(What this task involves): Please copy every line of the records below that holds the word "переводом".

******************************

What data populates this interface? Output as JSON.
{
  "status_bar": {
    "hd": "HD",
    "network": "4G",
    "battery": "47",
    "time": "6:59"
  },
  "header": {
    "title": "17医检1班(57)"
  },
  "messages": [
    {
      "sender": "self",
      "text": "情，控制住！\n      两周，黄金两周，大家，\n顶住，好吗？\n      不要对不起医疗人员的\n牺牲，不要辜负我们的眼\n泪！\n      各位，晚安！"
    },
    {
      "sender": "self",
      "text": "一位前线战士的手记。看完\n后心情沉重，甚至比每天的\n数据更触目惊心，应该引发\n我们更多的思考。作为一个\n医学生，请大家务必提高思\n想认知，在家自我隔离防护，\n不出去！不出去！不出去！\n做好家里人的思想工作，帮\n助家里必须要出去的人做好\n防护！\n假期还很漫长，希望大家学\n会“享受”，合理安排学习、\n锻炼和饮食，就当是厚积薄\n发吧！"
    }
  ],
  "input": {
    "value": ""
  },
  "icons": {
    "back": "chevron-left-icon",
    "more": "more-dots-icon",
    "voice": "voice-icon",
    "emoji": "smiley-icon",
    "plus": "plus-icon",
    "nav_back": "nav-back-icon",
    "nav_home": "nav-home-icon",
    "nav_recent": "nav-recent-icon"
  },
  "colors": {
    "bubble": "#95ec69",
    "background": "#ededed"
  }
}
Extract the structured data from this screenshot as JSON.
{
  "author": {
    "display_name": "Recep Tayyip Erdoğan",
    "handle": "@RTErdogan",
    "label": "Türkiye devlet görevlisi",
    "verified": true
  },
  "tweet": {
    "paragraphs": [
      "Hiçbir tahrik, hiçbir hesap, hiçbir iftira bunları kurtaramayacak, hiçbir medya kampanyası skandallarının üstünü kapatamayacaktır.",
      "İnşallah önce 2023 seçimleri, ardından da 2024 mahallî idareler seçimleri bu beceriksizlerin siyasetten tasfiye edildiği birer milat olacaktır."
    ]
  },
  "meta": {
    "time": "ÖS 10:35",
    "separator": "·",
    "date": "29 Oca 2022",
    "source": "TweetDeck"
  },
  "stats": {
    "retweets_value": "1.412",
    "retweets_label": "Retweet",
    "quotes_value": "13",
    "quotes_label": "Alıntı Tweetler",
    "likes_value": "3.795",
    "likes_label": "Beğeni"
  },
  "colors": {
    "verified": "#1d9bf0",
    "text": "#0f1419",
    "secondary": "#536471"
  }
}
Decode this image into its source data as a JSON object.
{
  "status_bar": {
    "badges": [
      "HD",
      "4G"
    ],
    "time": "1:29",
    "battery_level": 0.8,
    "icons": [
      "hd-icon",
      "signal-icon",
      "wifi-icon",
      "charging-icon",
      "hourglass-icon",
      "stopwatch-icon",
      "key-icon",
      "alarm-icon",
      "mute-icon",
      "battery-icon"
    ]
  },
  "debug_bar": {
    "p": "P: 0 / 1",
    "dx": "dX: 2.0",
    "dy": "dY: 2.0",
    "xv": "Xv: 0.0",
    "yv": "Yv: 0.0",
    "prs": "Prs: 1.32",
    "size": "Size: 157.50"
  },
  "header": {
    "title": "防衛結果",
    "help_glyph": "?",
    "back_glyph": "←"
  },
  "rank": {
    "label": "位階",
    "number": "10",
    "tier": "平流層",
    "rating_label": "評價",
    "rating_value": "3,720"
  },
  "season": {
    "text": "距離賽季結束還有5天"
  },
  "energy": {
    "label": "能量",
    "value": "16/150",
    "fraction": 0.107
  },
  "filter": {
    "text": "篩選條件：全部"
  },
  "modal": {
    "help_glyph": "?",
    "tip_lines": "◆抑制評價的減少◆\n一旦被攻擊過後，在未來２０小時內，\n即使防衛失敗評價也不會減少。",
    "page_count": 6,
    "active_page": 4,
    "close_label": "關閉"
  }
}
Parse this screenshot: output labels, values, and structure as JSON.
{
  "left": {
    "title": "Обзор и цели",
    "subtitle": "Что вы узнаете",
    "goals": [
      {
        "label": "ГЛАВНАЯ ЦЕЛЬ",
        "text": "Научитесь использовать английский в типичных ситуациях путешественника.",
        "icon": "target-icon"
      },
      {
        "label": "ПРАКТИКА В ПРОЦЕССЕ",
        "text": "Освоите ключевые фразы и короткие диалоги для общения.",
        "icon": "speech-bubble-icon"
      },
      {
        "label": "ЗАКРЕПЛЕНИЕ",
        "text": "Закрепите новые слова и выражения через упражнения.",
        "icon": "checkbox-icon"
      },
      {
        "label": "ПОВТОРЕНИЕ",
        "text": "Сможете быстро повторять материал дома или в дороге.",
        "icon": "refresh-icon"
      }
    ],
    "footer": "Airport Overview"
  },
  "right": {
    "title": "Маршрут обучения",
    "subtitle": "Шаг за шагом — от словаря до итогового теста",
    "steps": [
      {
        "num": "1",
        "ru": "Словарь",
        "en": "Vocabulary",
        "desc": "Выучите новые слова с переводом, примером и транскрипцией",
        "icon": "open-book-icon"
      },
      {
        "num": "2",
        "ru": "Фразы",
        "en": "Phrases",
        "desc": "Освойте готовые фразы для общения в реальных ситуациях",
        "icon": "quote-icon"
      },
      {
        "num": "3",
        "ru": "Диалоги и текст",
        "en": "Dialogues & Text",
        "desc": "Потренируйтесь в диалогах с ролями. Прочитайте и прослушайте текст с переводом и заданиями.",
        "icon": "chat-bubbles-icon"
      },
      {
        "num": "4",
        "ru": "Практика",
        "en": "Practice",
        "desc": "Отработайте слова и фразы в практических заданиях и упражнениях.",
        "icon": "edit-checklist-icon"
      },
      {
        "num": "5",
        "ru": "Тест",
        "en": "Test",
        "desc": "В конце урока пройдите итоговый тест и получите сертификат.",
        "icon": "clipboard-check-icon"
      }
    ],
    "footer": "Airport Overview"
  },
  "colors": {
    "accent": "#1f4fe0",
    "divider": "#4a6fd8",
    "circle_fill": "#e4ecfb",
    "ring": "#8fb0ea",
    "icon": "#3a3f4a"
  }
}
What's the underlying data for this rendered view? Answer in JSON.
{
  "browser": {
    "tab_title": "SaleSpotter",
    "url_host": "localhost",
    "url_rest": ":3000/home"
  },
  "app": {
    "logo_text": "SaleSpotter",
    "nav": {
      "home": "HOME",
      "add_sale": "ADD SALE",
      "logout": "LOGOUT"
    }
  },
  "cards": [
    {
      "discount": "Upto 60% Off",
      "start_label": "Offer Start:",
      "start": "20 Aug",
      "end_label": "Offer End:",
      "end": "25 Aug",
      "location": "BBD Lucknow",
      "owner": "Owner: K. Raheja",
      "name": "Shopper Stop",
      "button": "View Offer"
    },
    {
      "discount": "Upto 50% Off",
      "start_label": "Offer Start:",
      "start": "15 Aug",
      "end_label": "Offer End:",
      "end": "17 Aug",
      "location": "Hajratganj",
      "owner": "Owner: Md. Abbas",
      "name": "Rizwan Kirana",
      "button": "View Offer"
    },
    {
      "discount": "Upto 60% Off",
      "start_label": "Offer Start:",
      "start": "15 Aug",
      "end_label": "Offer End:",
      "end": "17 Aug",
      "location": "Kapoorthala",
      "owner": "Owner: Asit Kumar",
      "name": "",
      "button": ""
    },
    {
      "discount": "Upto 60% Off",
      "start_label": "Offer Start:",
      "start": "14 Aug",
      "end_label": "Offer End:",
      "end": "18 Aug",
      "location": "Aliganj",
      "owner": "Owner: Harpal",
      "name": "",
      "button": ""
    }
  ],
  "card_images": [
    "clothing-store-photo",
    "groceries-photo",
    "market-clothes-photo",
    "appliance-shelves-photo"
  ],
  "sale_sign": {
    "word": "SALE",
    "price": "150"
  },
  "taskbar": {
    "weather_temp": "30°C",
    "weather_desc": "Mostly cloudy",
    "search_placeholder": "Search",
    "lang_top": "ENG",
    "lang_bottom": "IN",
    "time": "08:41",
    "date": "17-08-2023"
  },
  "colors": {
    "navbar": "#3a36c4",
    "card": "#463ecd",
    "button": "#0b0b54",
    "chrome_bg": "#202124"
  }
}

******************************

(Output for this task):
        "desc": "Выучите новые слова с переводом, примером и транскрипцией",
        "desc": "Потренируйтесь в диалогах с ролями. Прочитайте и прослушайте текст с переводом и заданиями.",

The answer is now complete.